- [Problem] Write out each line beneath this one exactly as it reads.

- [Provided records]
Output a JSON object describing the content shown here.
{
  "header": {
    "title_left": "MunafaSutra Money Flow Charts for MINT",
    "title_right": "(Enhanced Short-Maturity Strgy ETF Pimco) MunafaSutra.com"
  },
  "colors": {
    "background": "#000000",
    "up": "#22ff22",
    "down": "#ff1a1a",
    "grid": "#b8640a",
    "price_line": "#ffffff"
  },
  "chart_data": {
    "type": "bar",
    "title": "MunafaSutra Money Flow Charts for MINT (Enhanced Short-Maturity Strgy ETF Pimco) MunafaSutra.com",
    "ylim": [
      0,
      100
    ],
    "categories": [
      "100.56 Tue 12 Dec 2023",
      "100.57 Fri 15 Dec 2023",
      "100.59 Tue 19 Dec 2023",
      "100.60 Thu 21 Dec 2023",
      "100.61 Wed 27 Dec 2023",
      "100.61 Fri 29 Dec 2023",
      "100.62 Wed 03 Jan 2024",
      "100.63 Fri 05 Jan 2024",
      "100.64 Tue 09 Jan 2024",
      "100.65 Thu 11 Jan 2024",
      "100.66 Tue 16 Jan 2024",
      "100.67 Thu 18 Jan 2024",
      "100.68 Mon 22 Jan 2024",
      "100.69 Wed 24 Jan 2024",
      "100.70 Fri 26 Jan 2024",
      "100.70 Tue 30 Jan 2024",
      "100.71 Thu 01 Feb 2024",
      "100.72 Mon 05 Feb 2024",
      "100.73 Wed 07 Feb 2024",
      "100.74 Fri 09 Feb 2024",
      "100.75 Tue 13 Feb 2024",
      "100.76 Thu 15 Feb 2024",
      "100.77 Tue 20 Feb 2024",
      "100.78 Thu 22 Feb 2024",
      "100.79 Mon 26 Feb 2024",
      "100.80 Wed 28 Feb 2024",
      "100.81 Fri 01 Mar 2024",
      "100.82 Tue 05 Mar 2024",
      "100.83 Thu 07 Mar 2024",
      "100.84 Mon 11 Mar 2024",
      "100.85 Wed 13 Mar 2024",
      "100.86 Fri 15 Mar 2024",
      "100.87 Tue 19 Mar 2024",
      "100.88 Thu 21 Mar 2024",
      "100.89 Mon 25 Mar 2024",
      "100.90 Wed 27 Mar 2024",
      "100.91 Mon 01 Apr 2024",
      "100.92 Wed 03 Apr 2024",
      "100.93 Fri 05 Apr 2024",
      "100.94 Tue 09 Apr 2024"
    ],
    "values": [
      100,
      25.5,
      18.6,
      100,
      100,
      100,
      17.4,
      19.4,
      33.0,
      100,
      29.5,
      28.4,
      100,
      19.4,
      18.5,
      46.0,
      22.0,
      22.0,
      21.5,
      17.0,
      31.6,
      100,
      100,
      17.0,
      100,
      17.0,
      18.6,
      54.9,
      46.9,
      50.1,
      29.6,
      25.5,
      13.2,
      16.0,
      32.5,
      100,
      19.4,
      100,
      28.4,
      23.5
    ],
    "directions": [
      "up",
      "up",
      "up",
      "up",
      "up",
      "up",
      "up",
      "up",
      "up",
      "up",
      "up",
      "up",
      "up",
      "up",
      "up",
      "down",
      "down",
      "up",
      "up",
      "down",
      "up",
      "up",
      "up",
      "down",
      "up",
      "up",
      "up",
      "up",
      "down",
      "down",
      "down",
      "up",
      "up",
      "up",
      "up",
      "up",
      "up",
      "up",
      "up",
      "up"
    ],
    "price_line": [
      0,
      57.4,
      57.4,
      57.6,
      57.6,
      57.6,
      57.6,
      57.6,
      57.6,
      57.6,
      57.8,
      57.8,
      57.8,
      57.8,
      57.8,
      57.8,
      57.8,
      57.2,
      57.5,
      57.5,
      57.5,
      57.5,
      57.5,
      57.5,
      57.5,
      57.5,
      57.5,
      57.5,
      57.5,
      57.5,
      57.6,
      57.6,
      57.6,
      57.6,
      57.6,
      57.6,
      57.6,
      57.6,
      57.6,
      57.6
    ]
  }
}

- [Problem solution]
Output a JSON object describing the content shown here.
{
  "header": {
    "title_left": "MunafaSutra Money Flow Charts for MINT",
    "title_right": "(Enhanced Short-Maturity Strgy ETF Pimco) MunafaSutra.com"
  },
  "colors": {
    "background": "#000000",
    "up": "#22ff22",
    "down": "#ff1a1a",
    "grid": "#b8640a",
    "price_line": "#ffffff"
  },
  "chart_data": {
    "type": "bar",
    "title": "MunafaSutra Money Flow Charts for MINT (Enhanced Short-Maturity Strgy ETF Pimco) MunafaSutra.com",
    "ylim": [
      0,
      100
    ],
    "categories": [
      "100.56 Tue 12 Dec 2023",
      "100.57 Fri 15 Dec 2023",
      "100.59 Tue 19 Dec 2023",
      "100.60 Thu 21 Dec 2023",
      "100.61 Wed 27 Dec 2023",
      "100.61 Fri 29 Dec 2023",
      "100.62 Wed 03 Jan 2024",
      "100.63 Fri 05 Jan 2024",
      "100.64 Tue 09 Jan 2024",
      "100.65 Thu 11 Jan 2024",
      "100.66 Tue 16 Jan 2024",
      "100.67 Thu 18 Jan 2024",
      "100.68 Mon 22 Jan 2024",
      "100.69 Wed 24 Jan 2024",
      "100.70 Fri 26 Jan 2024",
      "100.70 Tue 30 Jan 2024",
      "100.71 Thu 01 Feb 2024",
      "100.72 Mon 05 Feb 2024",
      "100.73 Wed 07 Feb 2024",
      "100.74 Fri 09 Feb 2024",
      "100.75 Tue 13 Feb 2024",
      "100.76 Thu 15 Feb 2024",
      "100.77 Tue 20 Feb 2024",
      "100.78 Thu 22 Feb 2024",
      "100.79 Mon 26 Feb 2024",
      "100.80 Wed 28 Feb 2024",
      "100.81 Fri 01 Mar 2024",
      "100.82 Tue 05 Mar 2024",
      "100.83 Thu 07 Mar 2024",
      "100.84 Mon 11 Mar 2024",
      "100.85 Wed 13 Mar 2024",
      "100.86 Fri 15 Mar 2024",
      "100.87 Tue 19 Mar 2024",
      "100.88 Thu 21 Mar 2024",
      "100.89 Mon 25 Mar 2024",
      "100.90 Wed 27 Mar 2024",
      "100.91 Mon 01 Apr 2024",
      "100.92 Wed 03 Apr 2024",
      "100.93 Fri 05 Apr 2024",
      "100.94 Tue 09 Apr 2024"
    ],
    "values": [
      100,
      25.5,
      18.6,
      100,
      100,
      100,
      17.4,
      19.4,
      33.0,
      100,
      29.5,
      28.4,
      100,
      19.4,
      18.5,
      46.0,
      22.0,
      22.0,
      21.5,
      17.0,
      31.6,
      100,
      100,
      17.0,
      100,
      17.0,
      18.6,
      54.9,
      46.9,
      50.1,
      29.6,
      25.5,
      13.2,
      16.0,
      32.5,
      100,
      19.4,
      100,
      28.4,
      23.5
    ],
    "directions": [
      "up",
      "up",
      "up",
      "up",
      "up",
      "up",
      "up",
      "up",
      "up",
      "up",
      "up",
      "up",
      "up",
      "up",
      "up",
      "down",
      "down",
      "up",
      "up",
      "down",
      "up",
      "up",
      "up",
      "down",
      "up",
      "up",
      "up",
      "up",
      "down",
      "down",
      "down",
      "up",
      "up",
      "up",
      "up",
      "up",
      "up",
      "up",
      "up",
      "up"
    ],
    "price_line": [
      0,
      57.4,
      57.4,
      57.6,
      57.6,
      57.6,
      57.6,
      57.6,
      57.6,
      57.6,
      57.8,
      57.8,
      57.8,
      57.8,
      57.8,
      57.8,
      57.8,
      57.2,
      57.5,
      57.5,
      57.5,
      57.5,
      57.5,
      57.5,
      57.5,
      57.5,
      57.5,
      57.5,
      57.5,
      57.5,
      57.6,
      57.6,
      57.6,
      57.6,
      57.6,
      57.6,
      57.6,
      57.6,
      57.6,
      57.6
    ]
  }
}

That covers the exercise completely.